-- Material supplied --
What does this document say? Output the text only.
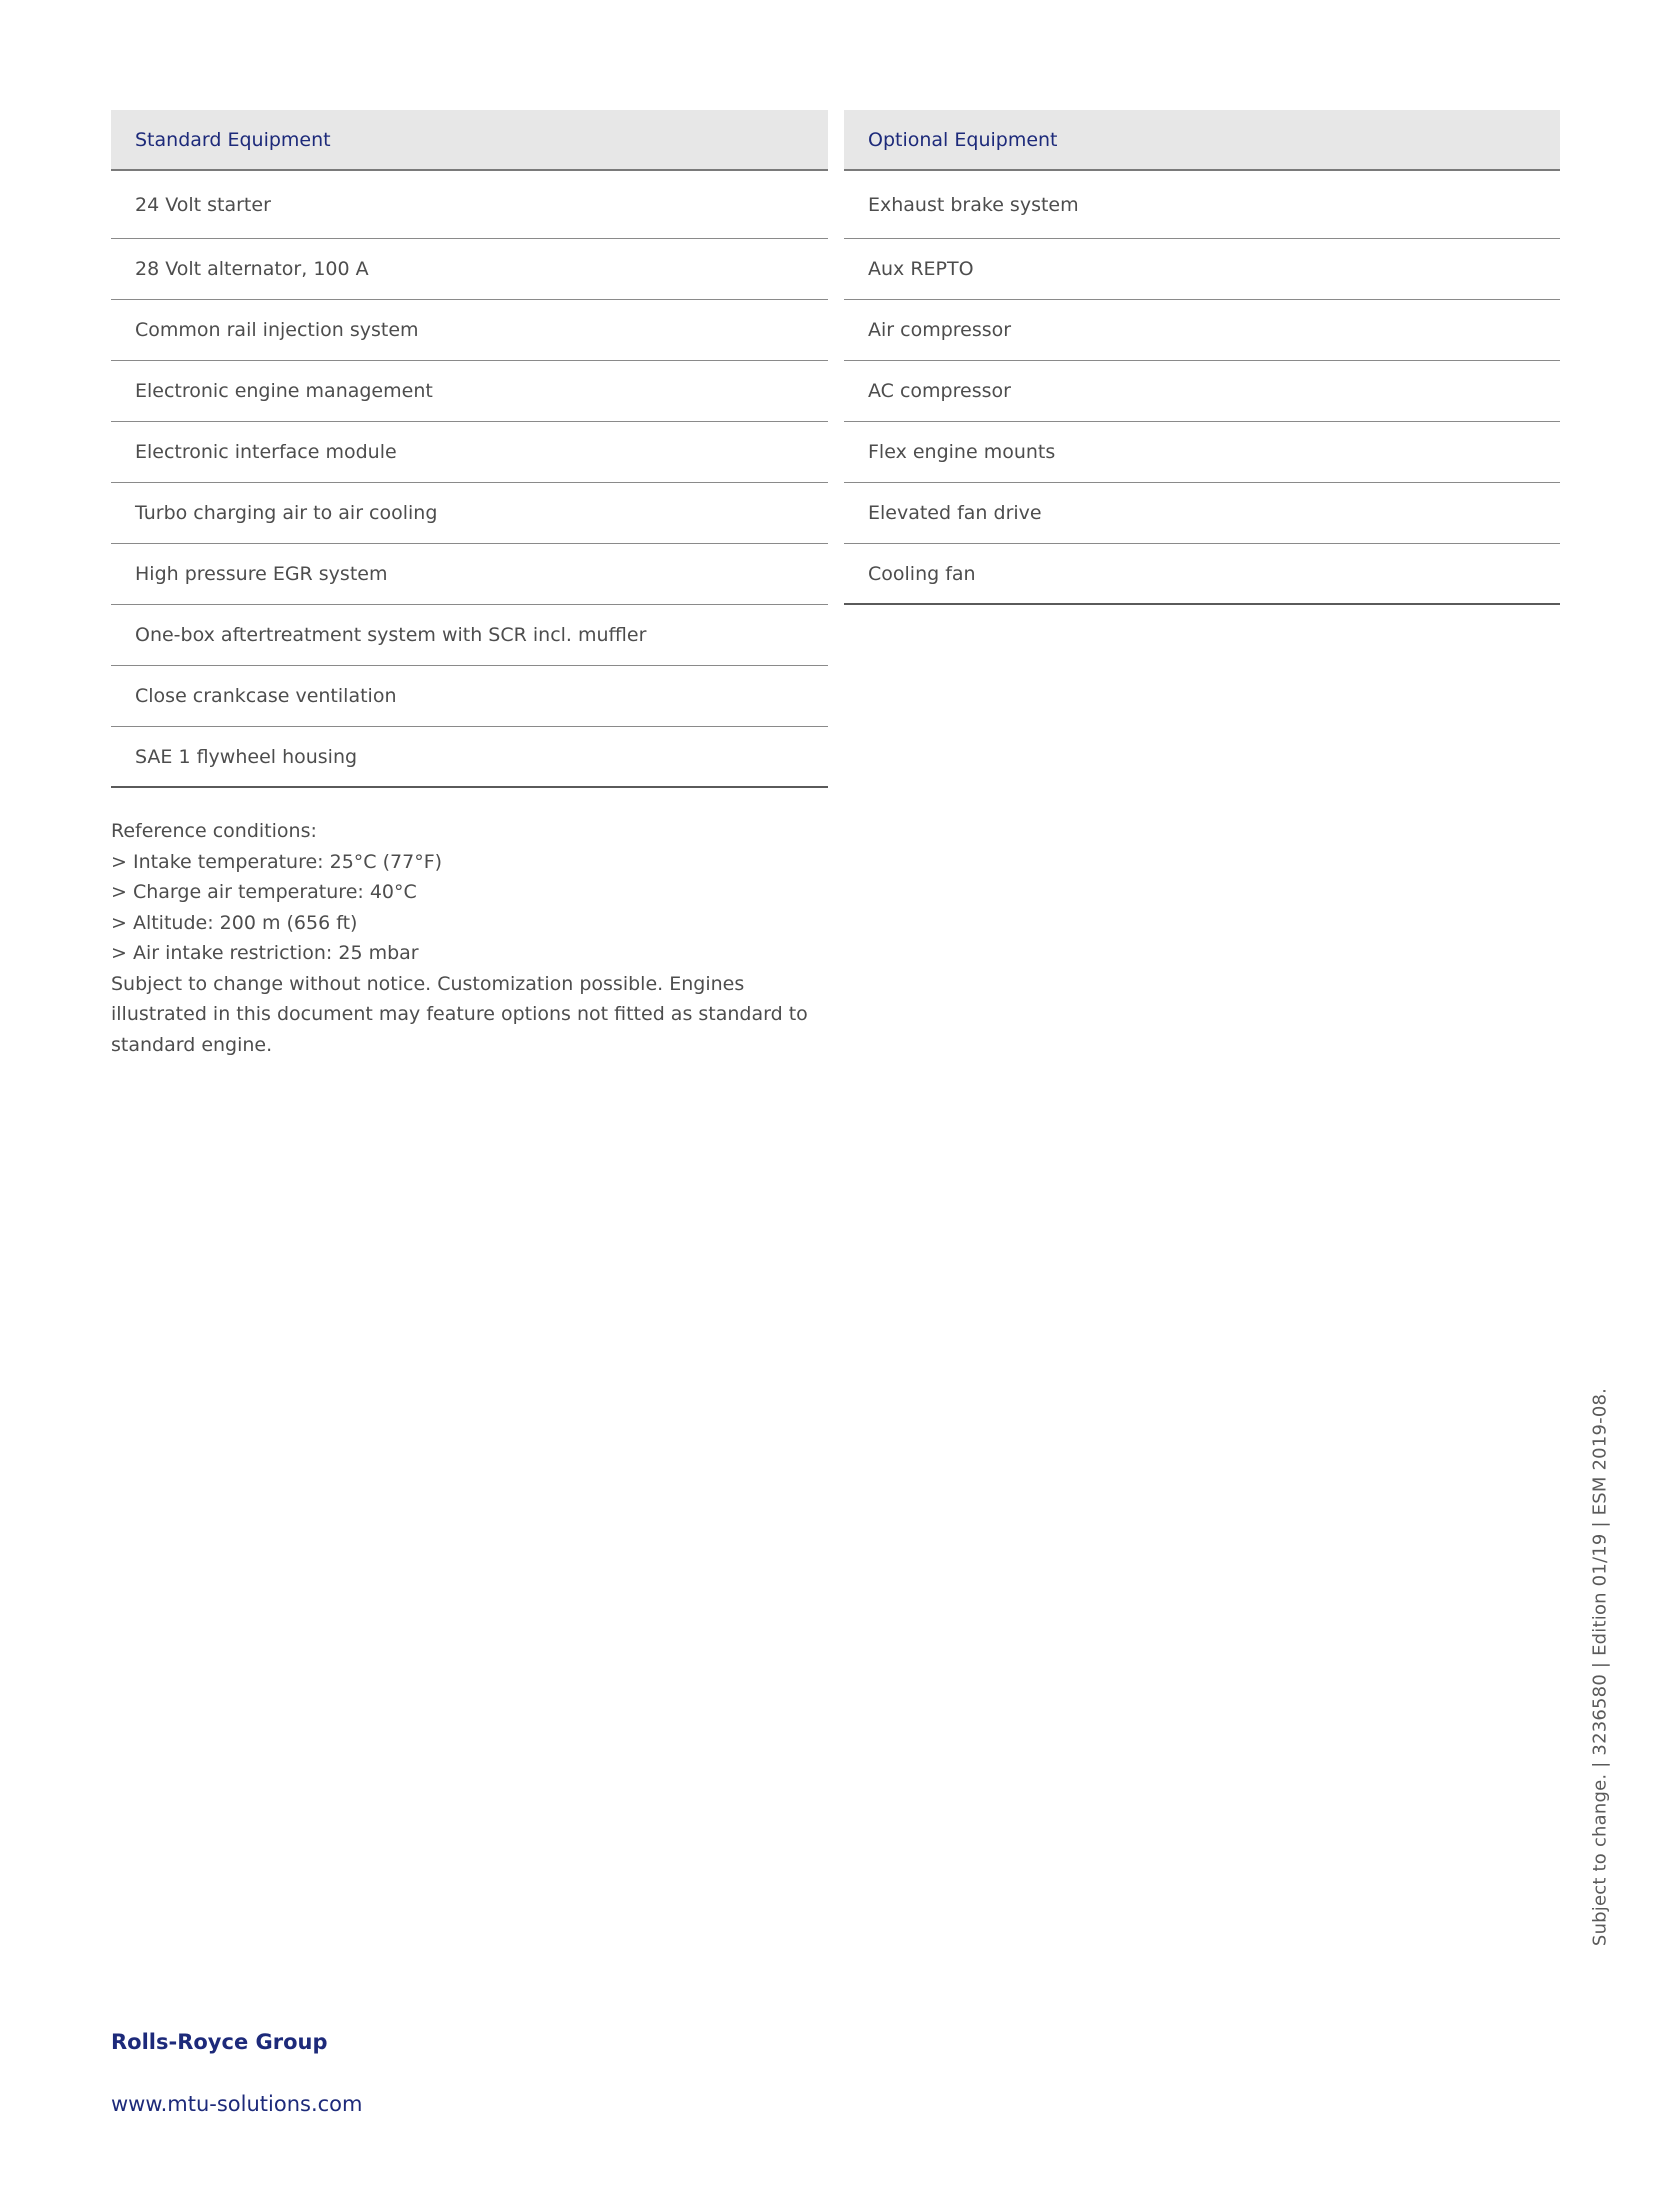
Standard Equipment
24 Volt starter
28 Volt alternator, 100 A
Common rail injection system
Electronic engine management
Electronic interface module
Turbo charging air to air cooling
High pressure EGR system
One-box aftertreatment system with SCR incl. muffler
Close crankcase ventilation
SAE 1 flywheel housing
Optional Equipment
Exhaust brake system
Aux REPTO
Air compressor
AC compressor
Flex engine mounts
Elevated fan drive
Cooling fan
Reference conditions:
> Intake temperature: 25°C (77°F)
> Charge air temperature: 40°C
> Altitude: 200 m (656 ft)
> Air intake restriction: 25 mbar
Subject to change without notice. Customization possible. Engines illustrated in this document may feature options not fitted as standard to standard engine.
Subject to change. | 3236580 | Edition 01/19 | ESM 2019-08.
Rolls-Royce Group
www.mtu-solutions.com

-- Short exercise --
Using the records above, output their complete text exactly, minus any images.

-- Answer to this task --
What does this document say? Output the text only.
Standard Equipment
24 Volt starter
28 Volt alternator, 100 A
Common rail injection system
Electronic engine management
Electronic interface module
Turbo charging air to air cooling
High pressure EGR system
One-box aftertreatment system with SCR incl. muffler
Close crankcase ventilation
SAE 1 flywheel housing
Optional Equipment
Exhaust brake system
Aux REPTO
Air compressor
AC compressor
Flex engine mounts
Elevated fan drive
Cooling fan
Reference conditions:
> Intake temperature: 25°C (77°F)
> Charge air temperature: 40°C
> Altitude: 200 m (656 ft)
> Air intake restriction: 25 mbar
Subject to change without notice. Customization possible. Engines illustrated in this document may feature options not fitted as standard to standard engine.
Subject to change. | 3236580 | Edition 01/19 | ESM 2019-08.
Rolls-Royce Group
www.mtu-solutions.com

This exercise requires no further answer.